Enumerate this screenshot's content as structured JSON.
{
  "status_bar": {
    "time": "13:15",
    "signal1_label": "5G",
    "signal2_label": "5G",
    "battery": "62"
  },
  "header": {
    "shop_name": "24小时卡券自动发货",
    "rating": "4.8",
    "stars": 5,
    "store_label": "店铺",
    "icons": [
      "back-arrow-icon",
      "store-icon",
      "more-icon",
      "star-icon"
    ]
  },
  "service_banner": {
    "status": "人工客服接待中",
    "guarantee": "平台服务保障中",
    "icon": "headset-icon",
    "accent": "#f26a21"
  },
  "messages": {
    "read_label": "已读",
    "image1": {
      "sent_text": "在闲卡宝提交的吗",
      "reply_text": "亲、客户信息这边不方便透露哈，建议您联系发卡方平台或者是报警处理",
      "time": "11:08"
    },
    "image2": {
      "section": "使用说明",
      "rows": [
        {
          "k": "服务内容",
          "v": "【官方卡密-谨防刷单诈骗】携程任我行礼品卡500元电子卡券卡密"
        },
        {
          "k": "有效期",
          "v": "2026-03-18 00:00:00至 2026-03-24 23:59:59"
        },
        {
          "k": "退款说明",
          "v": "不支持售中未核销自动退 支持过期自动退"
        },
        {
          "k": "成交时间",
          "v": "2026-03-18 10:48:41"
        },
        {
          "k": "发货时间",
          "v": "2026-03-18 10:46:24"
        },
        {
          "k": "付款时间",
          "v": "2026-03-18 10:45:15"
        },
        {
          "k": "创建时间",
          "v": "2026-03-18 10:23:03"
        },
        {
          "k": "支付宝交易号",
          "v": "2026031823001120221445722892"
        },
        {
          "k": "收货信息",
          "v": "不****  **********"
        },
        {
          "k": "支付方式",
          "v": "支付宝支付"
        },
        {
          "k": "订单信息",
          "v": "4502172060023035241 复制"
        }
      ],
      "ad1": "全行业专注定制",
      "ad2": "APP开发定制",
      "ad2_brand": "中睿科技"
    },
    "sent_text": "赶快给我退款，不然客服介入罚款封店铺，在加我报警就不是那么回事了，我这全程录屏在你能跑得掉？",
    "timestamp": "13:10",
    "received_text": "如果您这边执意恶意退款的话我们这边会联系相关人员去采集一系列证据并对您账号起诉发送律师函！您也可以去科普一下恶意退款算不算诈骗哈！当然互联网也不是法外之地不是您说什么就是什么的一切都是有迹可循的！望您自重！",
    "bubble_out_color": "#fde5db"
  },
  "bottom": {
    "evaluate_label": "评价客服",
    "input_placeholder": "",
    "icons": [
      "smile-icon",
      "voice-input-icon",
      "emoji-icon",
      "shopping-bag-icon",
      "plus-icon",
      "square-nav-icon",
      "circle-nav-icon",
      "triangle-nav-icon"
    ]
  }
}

______________________________

Repeat the entries shown above, every one, word for word.

Enumerate this screenshot's content as structured JSON.
{
  "status_bar": {
    "time": "13:15",
    "signal1_label": "5G",
    "signal2_label": "5G",
    "battery": "62"
  },
  "header": {
    "shop_name": "24小时卡券自动发货",
    "rating": "4.8",
    "stars": 5,
    "store_label": "店铺",
    "icons": [
      "back-arrow-icon",
      "store-icon",
      "more-icon",
      "star-icon"
    ]
  },
  "service_banner": {
    "status": "人工客服接待中",
    "guarantee": "平台服务保障中",
    "icon": "headset-icon",
    "accent": "#f26a21"
  },
  "messages": {
    "read_label": "已读",
    "image1": {
      "sent_text": "在闲卡宝提交的吗",
      "reply_text": "亲、客户信息这边不方便透露哈，建议您联系发卡方平台或者是报警处理",
      "time": "11:08"
    },
    "image2": {
      "section": "使用说明",
      "rows": [
        {
          "k": "服务内容",
          "v": "【官方卡密-谨防刷单诈骗】携程任我行礼品卡500元电子卡券卡密"
        },
        {
          "k": "有效期",
          "v": "2026-03-18 00:00:00至 2026-03-24 23:59:59"
        },
        {
          "k": "退款说明",
          "v": "不支持售中未核销自动退 支持过期自动退"
        },
        {
          "k": "成交时间",
          "v": "2026-03-18 10:48:41"
        },
        {
          "k": "发货时间",
          "v": "2026-03-18 10:46:24"
        },
        {
          "k": "付款时间",
          "v": "2026-03-18 10:45:15"
        },
        {
          "k": "创建时间",
          "v": "2026-03-18 10:23:03"
        },
        {
          "k": "支付宝交易号",
          "v": "2026031823001120221445722892"
        },
        {
          "k": "收货信息",
          "v": "不****  **********"
        },
        {
          "k": "支付方式",
          "v": "支付宝支付"
        },
        {
          "k": "订单信息",
          "v": "4502172060023035241 复制"
        }
      ],
      "ad1": "全行业专注定制",
      "ad2": "APP开发定制",
      "ad2_brand": "中睿科技"
    },
    "sent_text": "赶快给我退款，不然客服介入罚款封店铺，在加我报警就不是那么回事了，我这全程录屏在你能跑得掉？",
    "timestamp": "13:10",
    "received_text": "如果您这边执意恶意退款的话我们这边会联系相关人员去采集一系列证据并对您账号起诉发送律师函！您也可以去科普一下恶意退款算不算诈骗哈！当然互联网也不是法外之地不是您说什么就是什么的一切都是有迹可循的！望您自重！",
    "bubble_out_color": "#fde5db"
  },
  "bottom": {
    "evaluate_label": "评价客服",
    "input_placeholder": "",
    "icons": [
      "smile-icon",
      "voice-input-icon",
      "emoji-icon",
      "shopping-bag-icon",
      "plus-icon",
      "square-nav-icon",
      "circle-nav-icon",
      "triangle-nav-icon"
    ]
  }
}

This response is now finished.